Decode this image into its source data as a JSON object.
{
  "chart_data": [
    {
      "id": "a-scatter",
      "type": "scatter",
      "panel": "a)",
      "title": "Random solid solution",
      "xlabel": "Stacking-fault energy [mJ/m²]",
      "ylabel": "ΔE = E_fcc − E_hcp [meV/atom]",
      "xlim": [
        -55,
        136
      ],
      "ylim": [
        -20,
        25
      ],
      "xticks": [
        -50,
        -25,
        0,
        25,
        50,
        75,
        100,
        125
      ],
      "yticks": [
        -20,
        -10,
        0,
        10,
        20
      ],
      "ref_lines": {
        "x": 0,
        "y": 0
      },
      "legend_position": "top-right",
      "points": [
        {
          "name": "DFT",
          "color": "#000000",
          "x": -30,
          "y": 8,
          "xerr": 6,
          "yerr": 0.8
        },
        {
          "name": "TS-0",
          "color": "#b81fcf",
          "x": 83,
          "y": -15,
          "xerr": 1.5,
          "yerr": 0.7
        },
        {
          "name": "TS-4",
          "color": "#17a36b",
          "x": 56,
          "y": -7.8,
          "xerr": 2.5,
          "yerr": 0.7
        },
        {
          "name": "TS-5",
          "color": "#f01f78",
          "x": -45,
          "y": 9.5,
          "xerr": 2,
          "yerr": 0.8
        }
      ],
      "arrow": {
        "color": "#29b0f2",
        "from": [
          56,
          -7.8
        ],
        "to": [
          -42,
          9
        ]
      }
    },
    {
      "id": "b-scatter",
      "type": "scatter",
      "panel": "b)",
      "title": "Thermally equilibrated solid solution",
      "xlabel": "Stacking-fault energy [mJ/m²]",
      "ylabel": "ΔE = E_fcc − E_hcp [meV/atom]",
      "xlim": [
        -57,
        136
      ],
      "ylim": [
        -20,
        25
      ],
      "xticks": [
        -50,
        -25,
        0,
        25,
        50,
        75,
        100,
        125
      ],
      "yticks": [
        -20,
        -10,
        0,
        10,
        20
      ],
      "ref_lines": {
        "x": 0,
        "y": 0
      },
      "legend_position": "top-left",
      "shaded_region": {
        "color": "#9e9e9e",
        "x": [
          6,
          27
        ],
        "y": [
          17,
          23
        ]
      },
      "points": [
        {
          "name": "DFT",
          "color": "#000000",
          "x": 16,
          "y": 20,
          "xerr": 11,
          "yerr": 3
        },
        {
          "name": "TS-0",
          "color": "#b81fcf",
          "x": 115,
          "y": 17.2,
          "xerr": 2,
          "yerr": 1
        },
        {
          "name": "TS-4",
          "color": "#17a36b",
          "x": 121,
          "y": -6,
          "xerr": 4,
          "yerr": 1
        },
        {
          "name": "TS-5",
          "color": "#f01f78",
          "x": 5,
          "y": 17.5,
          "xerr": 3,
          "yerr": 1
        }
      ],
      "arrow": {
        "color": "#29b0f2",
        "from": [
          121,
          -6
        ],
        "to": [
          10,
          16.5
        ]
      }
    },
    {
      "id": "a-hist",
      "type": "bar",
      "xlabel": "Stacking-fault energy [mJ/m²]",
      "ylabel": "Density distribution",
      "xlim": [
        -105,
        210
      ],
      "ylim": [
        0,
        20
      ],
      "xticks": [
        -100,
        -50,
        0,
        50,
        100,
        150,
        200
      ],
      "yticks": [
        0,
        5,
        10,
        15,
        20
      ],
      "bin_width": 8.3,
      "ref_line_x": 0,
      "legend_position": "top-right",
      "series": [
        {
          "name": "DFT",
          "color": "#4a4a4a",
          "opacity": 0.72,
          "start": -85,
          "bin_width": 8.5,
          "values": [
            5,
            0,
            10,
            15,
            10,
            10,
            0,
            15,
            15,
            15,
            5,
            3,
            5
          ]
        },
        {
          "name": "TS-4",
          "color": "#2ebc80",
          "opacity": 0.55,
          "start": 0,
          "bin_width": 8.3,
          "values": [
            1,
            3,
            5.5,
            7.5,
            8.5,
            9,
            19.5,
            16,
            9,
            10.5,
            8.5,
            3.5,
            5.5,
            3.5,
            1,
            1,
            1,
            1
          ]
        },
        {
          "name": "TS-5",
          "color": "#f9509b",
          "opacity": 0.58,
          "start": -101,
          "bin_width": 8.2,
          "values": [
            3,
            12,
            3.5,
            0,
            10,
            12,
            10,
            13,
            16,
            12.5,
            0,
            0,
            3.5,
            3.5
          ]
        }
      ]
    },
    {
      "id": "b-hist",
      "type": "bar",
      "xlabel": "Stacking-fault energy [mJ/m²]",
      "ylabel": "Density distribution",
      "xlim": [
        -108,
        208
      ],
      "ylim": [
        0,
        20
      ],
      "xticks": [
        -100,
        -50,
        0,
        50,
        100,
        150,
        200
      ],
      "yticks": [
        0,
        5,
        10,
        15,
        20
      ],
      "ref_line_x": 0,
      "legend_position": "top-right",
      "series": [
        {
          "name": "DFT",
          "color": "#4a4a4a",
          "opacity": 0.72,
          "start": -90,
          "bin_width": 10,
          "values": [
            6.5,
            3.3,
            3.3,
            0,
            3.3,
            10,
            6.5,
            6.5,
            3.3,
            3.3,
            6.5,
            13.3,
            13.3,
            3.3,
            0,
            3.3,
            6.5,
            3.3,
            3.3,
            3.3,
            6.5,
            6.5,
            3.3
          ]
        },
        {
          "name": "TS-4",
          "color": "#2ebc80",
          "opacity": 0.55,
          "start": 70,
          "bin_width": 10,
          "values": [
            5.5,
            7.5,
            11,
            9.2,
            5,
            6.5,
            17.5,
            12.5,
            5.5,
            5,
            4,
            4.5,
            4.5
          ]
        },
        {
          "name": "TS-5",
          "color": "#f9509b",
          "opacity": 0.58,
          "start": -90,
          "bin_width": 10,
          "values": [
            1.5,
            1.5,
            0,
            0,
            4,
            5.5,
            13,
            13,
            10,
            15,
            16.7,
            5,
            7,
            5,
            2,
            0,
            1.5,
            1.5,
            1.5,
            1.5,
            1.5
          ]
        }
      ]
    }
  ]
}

★ ★ ★ ★

Every record should be given again exactly.

Decode this image into its source data as a JSON object.
{
  "chart_data": [
    {
      "id": "a-scatter",
      "type": "scatter",
      "panel": "a)",
      "title": "Random solid solution",
      "xlabel": "Stacking-fault energy [mJ/m²]",
      "ylabel": "ΔE = E_fcc − E_hcp [meV/atom]",
      "xlim": [
        -55,
        136
      ],
      "ylim": [
        -20,
        25
      ],
      "xticks": [
        -50,
        -25,
        0,
        25,
        50,
        75,
        100,
        125
      ],
      "yticks": [
        -20,
        -10,
        0,
        10,
        20
      ],
      "ref_lines": {
        "x": 0,
        "y": 0
      },
      "legend_position": "top-right",
      "points": [
        {
          "name": "DFT",
          "color": "#000000",
          "x": -30,
          "y": 8,
          "xerr": 6,
          "yerr": 0.8
        },
        {
          "name": "TS-0",
          "color": "#b81fcf",
          "x": 83,
          "y": -15,
          "xerr": 1.5,
          "yerr": 0.7
        },
        {
          "name": "TS-4",
          "color": "#17a36b",
          "x": 56,
          "y": -7.8,
          "xerr": 2.5,
          "yerr": 0.7
        },
        {
          "name": "TS-5",
          "color": "#f01f78",
          "x": -45,
          "y": 9.5,
          "xerr": 2,
          "yerr": 0.8
        }
      ],
      "arrow": {
        "color": "#29b0f2",
        "from": [
          56,
          -7.8
        ],
        "to": [
          -42,
          9
        ]
      }
    },
    {
      "id": "b-scatter",
      "type": "scatter",
      "panel": "b)",
      "title": "Thermally equilibrated solid solution",
      "xlabel": "Stacking-fault energy [mJ/m²]",
      "ylabel": "ΔE = E_fcc − E_hcp [meV/atom]",
      "xlim": [
        -57,
        136
      ],
      "ylim": [
        -20,
        25
      ],
      "xticks": [
        -50,
        -25,
        0,
        25,
        50,
        75,
        100,
        125
      ],
      "yticks": [
        -20,
        -10,
        0,
        10,
        20
      ],
      "ref_lines": {
        "x": 0,
        "y": 0
      },
      "legend_position": "top-left",
      "shaded_region": {
        "color": "#9e9e9e",
        "x": [
          6,
          27
        ],
        "y": [
          17,
          23
        ]
      },
      "points": [
        {
          "name": "DFT",
          "color": "#000000",
          "x": 16,
          "y": 20,
          "xerr": 11,
          "yerr": 3
        },
        {
          "name": "TS-0",
          "color": "#b81fcf",
          "x": 115,
          "y": 17.2,
          "xerr": 2,
          "yerr": 1
        },
        {
          "name": "TS-4",
          "color": "#17a36b",
          "x": 121,
          "y": -6,
          "xerr": 4,
          "yerr": 1
        },
        {
          "name": "TS-5",
          "color": "#f01f78",
          "x": 5,
          "y": 17.5,
          "xerr": 3,
          "yerr": 1
        }
      ],
      "arrow": {
        "color": "#29b0f2",
        "from": [
          121,
          -6
        ],
        "to": [
          10,
          16.5
        ]
      }
    },
    {
      "id": "a-hist",
      "type": "bar",
      "xlabel": "Stacking-fault energy [mJ/m²]",
      "ylabel": "Density distribution",
      "xlim": [
        -105,
        210
      ],
      "ylim": [
        0,
        20
      ],
      "xticks": [
        -100,
        -50,
        0,
        50,
        100,
        150,
        200
      ],
      "yticks": [
        0,
        5,
        10,
        15,
        20
      ],
      "bin_width": 8.3,
      "ref_line_x": 0,
      "legend_position": "top-right",
      "series": [
        {
          "name": "DFT",
          "color": "#4a4a4a",
          "opacity": 0.72,
          "start": -85,
          "bin_width": 8.5,
          "values": [
            5,
            0,
            10,
            15,
            10,
            10,
            0,
            15,
            15,
            15,
            5,
            3,
            5
          ]
        },
        {
          "name": "TS-4",
          "color": "#2ebc80",
          "opacity": 0.55,
          "start": 0,
          "bin_width": 8.3,
          "values": [
            1,
            3,
            5.5,
            7.5,
            8.5,
            9,
            19.5,
            16,
            9,
            10.5,
            8.5,
            3.5,
            5.5,
            3.5,
            1,
            1,
            1,
            1
          ]
        },
        {
          "name": "TS-5",
          "color": "#f9509b",
          "opacity": 0.58,
          "start": -101,
          "bin_width": 8.2,
          "values": [
            3,
            12,
            3.5,
            0,
            10,
            12,
            10,
            13,
            16,
            12.5,
            0,
            0,
            3.5,
            3.5
          ]
        }
      ]
    },
    {
      "id": "b-hist",
      "type": "bar",
      "xlabel": "Stacking-fault energy [mJ/m²]",
      "ylabel": "Density distribution",
      "xlim": [
        -108,
        208
      ],
      "ylim": [
        0,
        20
      ],
      "xticks": [
        -100,
        -50,
        0,
        50,
        100,
        150,
        200
      ],
      "yticks": [
        0,
        5,
        10,
        15,
        20
      ],
      "ref_line_x": 0,
      "legend_position": "top-right",
      "series": [
        {
          "name": "DFT",
          "color": "#4a4a4a",
          "opacity": 0.72,
          "start": -90,
          "bin_width": 10,
          "values": [
            6.5,
            3.3,
            3.3,
            0,
            3.3,
            10,
            6.5,
            6.5,
            3.3,
            3.3,
            6.5,
            13.3,
            13.3,
            3.3,
            0,
            3.3,
            6.5,
            3.3,
            3.3,
            3.3,
            6.5,
            6.5,
            3.3
          ]
        },
        {
          "name": "TS-4",
          "color": "#2ebc80",
          "opacity": 0.55,
          "start": 70,
          "bin_width": 10,
          "values": [
            5.5,
            7.5,
            11,
            9.2,
            5,
            6.5,
            17.5,
            12.5,
            5.5,
            5,
            4,
            4.5,
            4.5
          ]
        },
        {
          "name": "TS-5",
          "color": "#f9509b",
          "opacity": 0.58,
          "start": -90,
          "bin_width": 10,
          "values": [
            1.5,
            1.5,
            0,
            0,
            4,
            5.5,
            13,
            13,
            10,
            15,
            16.7,
            5,
            7,
            5,
            2,
            0,
            1.5,
            1.5,
            1.5,
            1.5,
            1.5
          ]
        }
      ]
    }
  ]
}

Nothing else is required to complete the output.